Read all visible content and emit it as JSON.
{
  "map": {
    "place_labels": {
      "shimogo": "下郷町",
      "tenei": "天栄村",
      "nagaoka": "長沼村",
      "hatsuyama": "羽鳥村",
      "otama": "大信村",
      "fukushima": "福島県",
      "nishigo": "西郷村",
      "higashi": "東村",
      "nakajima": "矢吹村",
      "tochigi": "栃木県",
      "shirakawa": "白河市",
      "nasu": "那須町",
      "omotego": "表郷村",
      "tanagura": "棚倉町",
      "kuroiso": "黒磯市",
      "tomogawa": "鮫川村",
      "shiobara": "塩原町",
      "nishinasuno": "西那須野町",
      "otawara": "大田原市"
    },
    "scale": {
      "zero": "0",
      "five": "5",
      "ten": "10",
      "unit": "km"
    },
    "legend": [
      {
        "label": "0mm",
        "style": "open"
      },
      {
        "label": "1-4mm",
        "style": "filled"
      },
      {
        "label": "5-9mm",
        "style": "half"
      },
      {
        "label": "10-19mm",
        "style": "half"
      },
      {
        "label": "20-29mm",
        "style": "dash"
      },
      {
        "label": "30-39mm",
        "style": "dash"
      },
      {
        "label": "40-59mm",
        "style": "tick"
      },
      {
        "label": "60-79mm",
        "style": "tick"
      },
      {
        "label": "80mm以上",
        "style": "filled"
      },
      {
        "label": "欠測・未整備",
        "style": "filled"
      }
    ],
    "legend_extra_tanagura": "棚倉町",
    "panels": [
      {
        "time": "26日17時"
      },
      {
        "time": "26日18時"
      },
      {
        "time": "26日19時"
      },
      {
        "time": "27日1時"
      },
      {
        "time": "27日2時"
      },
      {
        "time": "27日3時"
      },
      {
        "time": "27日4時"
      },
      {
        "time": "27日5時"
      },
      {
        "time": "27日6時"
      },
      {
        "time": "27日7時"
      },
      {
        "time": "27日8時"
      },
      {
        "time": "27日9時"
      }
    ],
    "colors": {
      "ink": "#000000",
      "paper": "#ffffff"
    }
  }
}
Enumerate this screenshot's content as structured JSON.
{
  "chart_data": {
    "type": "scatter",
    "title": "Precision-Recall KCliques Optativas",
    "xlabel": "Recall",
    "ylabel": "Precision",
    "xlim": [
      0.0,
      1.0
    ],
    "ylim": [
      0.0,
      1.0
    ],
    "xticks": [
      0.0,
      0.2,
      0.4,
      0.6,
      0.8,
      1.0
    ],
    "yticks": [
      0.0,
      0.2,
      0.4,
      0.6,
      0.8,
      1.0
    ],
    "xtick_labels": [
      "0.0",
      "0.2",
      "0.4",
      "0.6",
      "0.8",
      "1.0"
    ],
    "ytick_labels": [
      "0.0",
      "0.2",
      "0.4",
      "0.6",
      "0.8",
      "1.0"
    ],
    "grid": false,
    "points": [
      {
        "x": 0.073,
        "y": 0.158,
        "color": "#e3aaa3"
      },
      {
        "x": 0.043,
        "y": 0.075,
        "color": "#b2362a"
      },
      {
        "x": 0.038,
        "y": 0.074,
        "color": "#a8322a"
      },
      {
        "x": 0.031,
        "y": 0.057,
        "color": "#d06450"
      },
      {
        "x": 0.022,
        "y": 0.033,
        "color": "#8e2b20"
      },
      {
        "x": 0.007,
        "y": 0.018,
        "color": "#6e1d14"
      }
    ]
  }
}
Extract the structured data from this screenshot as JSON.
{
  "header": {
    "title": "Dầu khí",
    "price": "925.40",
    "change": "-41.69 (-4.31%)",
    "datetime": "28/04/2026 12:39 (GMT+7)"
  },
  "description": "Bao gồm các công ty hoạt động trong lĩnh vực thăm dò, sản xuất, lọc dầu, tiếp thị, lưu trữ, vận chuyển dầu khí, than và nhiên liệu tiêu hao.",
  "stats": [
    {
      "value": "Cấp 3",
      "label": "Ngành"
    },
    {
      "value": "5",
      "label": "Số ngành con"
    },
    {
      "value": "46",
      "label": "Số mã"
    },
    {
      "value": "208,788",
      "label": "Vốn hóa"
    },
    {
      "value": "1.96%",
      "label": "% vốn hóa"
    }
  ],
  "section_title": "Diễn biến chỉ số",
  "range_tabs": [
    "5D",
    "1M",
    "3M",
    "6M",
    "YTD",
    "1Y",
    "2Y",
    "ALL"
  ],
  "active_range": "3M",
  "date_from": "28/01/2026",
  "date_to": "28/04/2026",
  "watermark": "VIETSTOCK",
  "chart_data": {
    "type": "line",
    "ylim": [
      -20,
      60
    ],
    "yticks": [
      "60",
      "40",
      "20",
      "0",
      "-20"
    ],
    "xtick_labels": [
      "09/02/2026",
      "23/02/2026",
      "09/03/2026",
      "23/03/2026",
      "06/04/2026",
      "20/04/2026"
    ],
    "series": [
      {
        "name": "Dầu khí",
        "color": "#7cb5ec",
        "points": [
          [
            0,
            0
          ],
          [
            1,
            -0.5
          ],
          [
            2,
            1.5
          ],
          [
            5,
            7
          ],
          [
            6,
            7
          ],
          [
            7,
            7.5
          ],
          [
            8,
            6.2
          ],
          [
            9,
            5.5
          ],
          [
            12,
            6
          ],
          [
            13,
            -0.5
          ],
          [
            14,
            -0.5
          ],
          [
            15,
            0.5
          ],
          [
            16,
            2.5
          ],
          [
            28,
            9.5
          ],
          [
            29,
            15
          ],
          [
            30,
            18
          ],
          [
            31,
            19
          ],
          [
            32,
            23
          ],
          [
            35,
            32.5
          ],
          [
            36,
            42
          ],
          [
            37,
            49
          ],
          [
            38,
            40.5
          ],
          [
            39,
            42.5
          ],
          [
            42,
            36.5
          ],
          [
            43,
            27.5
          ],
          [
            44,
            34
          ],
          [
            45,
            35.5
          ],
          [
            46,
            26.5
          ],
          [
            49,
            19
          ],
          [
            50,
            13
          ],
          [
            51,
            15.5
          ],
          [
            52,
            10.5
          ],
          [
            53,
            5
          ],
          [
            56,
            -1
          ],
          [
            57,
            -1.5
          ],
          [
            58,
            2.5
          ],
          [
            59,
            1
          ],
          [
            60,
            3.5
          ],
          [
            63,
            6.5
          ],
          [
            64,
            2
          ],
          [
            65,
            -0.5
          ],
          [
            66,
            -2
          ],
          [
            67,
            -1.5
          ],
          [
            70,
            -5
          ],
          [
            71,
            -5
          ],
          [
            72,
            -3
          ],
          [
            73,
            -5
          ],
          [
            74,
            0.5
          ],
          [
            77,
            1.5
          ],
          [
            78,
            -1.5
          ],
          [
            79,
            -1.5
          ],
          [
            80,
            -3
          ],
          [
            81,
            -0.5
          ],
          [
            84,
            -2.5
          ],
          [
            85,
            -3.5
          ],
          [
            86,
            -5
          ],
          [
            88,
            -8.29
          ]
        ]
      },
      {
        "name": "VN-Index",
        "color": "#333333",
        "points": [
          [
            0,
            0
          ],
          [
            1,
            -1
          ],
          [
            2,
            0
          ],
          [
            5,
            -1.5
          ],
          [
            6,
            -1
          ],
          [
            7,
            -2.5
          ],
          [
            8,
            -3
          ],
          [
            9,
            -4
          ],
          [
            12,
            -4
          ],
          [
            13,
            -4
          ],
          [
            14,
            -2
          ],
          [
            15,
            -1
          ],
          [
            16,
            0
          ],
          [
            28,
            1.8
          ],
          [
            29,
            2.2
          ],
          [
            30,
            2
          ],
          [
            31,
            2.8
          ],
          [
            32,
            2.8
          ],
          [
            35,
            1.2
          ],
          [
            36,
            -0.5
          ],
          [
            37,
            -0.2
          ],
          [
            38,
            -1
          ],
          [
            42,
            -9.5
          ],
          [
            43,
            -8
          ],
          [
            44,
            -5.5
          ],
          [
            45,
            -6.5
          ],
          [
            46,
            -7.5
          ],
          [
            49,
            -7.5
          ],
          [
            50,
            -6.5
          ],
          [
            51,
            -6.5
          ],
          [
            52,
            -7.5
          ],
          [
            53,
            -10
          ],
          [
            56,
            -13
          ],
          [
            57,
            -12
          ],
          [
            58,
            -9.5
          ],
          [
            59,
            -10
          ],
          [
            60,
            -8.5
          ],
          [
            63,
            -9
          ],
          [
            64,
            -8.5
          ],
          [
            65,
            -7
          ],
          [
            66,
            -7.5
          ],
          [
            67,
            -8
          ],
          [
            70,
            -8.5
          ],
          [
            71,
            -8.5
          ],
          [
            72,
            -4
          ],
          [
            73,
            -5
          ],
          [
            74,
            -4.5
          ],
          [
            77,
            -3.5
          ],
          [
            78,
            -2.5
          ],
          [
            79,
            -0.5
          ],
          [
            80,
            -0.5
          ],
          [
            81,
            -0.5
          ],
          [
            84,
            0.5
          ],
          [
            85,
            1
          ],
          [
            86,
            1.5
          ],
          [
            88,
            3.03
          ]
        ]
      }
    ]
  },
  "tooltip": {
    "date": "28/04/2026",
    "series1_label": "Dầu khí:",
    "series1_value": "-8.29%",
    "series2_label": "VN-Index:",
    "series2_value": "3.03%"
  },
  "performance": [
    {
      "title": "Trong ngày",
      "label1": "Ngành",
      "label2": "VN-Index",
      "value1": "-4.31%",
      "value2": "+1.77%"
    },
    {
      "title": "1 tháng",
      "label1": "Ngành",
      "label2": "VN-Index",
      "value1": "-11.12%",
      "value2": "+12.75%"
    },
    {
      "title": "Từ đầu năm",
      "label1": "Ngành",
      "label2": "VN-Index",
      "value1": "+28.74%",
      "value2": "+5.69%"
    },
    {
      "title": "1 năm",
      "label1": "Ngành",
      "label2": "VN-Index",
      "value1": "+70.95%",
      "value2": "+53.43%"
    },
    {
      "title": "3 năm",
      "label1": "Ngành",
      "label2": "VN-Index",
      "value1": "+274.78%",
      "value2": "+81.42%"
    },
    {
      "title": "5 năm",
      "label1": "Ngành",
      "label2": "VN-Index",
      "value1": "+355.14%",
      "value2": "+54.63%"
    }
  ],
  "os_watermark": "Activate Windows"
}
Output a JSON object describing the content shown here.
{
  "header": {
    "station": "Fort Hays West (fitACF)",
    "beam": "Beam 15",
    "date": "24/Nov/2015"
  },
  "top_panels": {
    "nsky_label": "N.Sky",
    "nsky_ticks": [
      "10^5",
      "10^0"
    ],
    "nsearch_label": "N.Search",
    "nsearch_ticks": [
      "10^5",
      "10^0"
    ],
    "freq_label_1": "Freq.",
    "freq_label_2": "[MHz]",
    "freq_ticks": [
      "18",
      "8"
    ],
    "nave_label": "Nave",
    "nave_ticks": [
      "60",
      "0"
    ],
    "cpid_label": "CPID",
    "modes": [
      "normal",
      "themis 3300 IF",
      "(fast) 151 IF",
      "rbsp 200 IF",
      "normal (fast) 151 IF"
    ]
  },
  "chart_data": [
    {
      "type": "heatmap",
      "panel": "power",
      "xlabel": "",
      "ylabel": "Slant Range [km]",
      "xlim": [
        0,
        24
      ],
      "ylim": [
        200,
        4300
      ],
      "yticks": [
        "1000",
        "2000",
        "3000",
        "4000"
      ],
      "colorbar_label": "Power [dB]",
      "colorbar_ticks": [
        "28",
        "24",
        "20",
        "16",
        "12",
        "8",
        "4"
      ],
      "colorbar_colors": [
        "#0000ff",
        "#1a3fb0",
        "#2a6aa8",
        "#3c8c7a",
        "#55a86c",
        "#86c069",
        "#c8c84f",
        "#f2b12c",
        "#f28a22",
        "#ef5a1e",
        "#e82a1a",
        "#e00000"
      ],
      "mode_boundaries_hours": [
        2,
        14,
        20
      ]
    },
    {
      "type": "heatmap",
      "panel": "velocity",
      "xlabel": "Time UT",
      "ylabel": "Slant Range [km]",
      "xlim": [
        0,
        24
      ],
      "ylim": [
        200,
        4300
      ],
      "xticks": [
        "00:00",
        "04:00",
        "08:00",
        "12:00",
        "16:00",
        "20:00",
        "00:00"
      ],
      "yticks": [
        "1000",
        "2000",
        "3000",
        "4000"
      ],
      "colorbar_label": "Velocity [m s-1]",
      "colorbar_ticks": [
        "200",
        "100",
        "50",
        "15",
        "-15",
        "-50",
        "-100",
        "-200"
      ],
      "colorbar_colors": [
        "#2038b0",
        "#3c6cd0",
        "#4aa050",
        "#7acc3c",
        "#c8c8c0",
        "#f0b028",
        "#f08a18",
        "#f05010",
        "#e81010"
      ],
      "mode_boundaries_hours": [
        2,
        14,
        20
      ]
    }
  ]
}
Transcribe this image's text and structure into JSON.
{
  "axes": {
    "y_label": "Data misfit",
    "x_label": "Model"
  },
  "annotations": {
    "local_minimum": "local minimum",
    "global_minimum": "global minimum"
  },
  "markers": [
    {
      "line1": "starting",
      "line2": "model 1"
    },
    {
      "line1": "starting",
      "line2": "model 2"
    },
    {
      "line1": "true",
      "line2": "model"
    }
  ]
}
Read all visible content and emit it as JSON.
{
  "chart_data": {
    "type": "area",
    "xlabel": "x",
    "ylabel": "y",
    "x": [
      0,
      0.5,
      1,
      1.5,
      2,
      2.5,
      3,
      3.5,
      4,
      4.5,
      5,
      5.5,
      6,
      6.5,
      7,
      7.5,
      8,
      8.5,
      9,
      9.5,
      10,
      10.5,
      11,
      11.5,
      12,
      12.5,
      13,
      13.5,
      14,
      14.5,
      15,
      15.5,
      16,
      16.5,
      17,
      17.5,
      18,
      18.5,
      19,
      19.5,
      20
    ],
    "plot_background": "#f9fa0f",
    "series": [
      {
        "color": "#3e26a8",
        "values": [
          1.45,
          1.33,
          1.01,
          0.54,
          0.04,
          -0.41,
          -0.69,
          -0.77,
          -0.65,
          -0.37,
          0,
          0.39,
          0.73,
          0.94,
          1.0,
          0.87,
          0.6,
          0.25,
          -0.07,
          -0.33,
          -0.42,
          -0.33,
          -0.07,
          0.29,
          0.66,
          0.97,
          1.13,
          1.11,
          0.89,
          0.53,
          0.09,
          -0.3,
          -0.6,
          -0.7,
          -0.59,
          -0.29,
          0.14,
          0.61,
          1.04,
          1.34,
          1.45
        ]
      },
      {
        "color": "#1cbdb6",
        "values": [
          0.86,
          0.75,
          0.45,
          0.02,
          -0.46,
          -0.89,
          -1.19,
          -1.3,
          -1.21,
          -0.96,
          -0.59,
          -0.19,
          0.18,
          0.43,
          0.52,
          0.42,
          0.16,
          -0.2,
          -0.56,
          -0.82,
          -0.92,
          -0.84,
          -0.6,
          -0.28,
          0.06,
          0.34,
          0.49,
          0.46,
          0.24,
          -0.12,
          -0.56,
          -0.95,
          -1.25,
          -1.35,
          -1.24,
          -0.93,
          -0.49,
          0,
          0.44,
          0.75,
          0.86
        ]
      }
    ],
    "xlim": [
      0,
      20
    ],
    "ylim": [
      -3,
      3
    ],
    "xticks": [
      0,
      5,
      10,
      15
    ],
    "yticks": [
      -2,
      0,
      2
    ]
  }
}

#####

Sift through the entries and copy every line with "xlabel".

    "xlabel": "Recall",
      "xlabel": "",
      "xlabel": "Time UT",
    "xlabel": "x",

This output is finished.